Return every record verbatim.

## Begin Material

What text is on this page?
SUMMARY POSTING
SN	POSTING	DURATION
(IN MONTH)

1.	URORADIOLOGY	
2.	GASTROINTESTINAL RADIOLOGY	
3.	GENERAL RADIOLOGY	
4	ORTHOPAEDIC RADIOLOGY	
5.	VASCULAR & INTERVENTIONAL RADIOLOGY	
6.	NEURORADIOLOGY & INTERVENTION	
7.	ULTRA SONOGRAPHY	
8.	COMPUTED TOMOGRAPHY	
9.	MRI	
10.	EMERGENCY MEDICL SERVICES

## End Material

* _Right answer_
What text is on this page?
SUMMARY POSTING
SN	POSTING	DURATION
(IN MONTH)

1.	URORADIOLOGY	
2.	GASTROINTESTINAL RADIOLOGY	
3.	GENERAL RADIOLOGY	
4	ORTHOPAEDIC RADIOLOGY	
5.	VASCULAR & INTERVENTIONAL RADIOLOGY	
6.	NEURORADIOLOGY & INTERVENTION	
7.	ULTRA SONOGRAPHY	
8.	COMPUTED TOMOGRAPHY	
9.	MRI	
10.	EMERGENCY MEDICL SERVICES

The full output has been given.